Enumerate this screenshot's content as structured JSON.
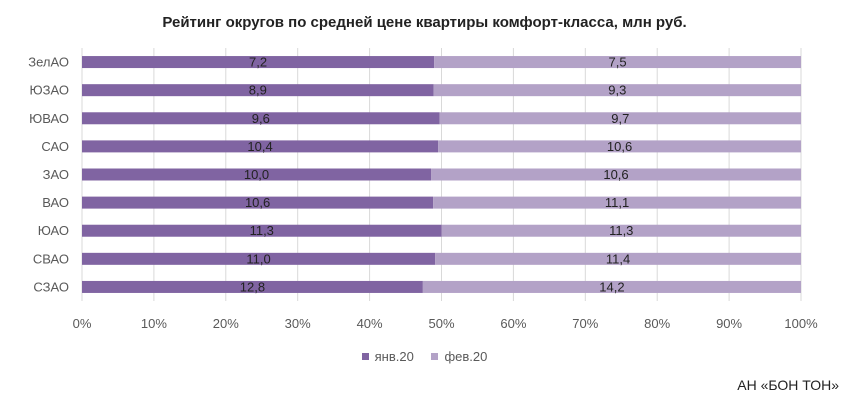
{
  "chart_data": {
    "type": "bar",
    "orientation": "horizontal",
    "stacked": "100%",
    "title": "Рейтинг округов по средней цене квартиры комфорт-класса, млн руб.",
    "categories": [
      "ЗелАО",
      "ЮЗАО",
      "ЮВАО",
      "САО",
      "ЗАО",
      "ВАО",
      "ЮАО",
      "СВАО",
      "СЗАО"
    ],
    "series": [
      {
        "name": "янв.20",
        "color": "#8064a2",
        "values": [
          7.2,
          8.9,
          9.6,
          10.4,
          10.0,
          10.6,
          11.3,
          11.0,
          12.8
        ],
        "labels": [
          "7,2",
          "8,9",
          "9,6",
          "10,4",
          "10,0",
          "10,6",
          "11,3",
          "11,0",
          "12,8"
        ]
      },
      {
        "name": "фев.20",
        "color": "#b3a2c7",
        "values": [
          7.5,
          9.3,
          9.7,
          10.6,
          10.6,
          11.1,
          11.3,
          11.4,
          14.2
        ],
        "labels": [
          "7,5",
          "9,3",
          "9,7",
          "10,6",
          "10,6",
          "11,1",
          "11,3",
          "11,4",
          "14,2"
        ]
      }
    ],
    "x_ticks": [
      "0%",
      "10%",
      "20%",
      "30%",
      "40%",
      "50%",
      "60%",
      "70%",
      "80%",
      "90%",
      "100%"
    ],
    "xlim": [
      0,
      100
    ],
    "grid": true,
    "legend_position": "bottom"
  },
  "source": "АН «БОН ТОН»",
  "colors": {
    "text": "#404040",
    "grid": "#d9d9d9"
  }
}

***

Work to do :: Each entry should be repeated exactly as it appears; the pictures stay out.

Response for this exercise ::
Enumerate this screenshot's content as structured JSON.
{
  "chart_data": {
    "type": "bar",
    "orientation": "horizontal",
    "stacked": "100%",
    "title": "Рейтинг округов по средней цене квартиры комфорт-класса, млн руб.",
    "categories": [
      "ЗелАО",
      "ЮЗАО",
      "ЮВАО",
      "САО",
      "ЗАО",
      "ВАО",
      "ЮАО",
      "СВАО",
      "СЗАО"
    ],
    "series": [
      {
        "name": "янв.20",
        "color": "#8064a2",
        "values": [
          7.2,
          8.9,
          9.6,
          10.4,
          10.0,
          10.6,
          11.3,
          11.0,
          12.8
        ],
        "labels": [
          "7,2",
          "8,9",
          "9,6",
          "10,4",
          "10,0",
          "10,6",
          "11,3",
          "11,0",
          "12,8"
        ]
      },
      {
        "name": "фев.20",
        "color": "#b3a2c7",
        "values": [
          7.5,
          9.3,
          9.7,
          10.6,
          10.6,
          11.1,
          11.3,
          11.4,
          14.2
        ],
        "labels": [
          "7,5",
          "9,3",
          "9,7",
          "10,6",
          "10,6",
          "11,1",
          "11,3",
          "11,4",
          "14,2"
        ]
      }
    ],
    "x_ticks": [
      "0%",
      "10%",
      "20%",
      "30%",
      "40%",
      "50%",
      "60%",
      "70%",
      "80%",
      "90%",
      "100%"
    ],
    "xlim": [
      0,
      100
    ],
    "grid": true,
    "legend_position": "bottom"
  },
  "source": "АН «БОН ТОН»",
  "colors": {
    "text": "#404040",
    "grid": "#d9d9d9"
  }
}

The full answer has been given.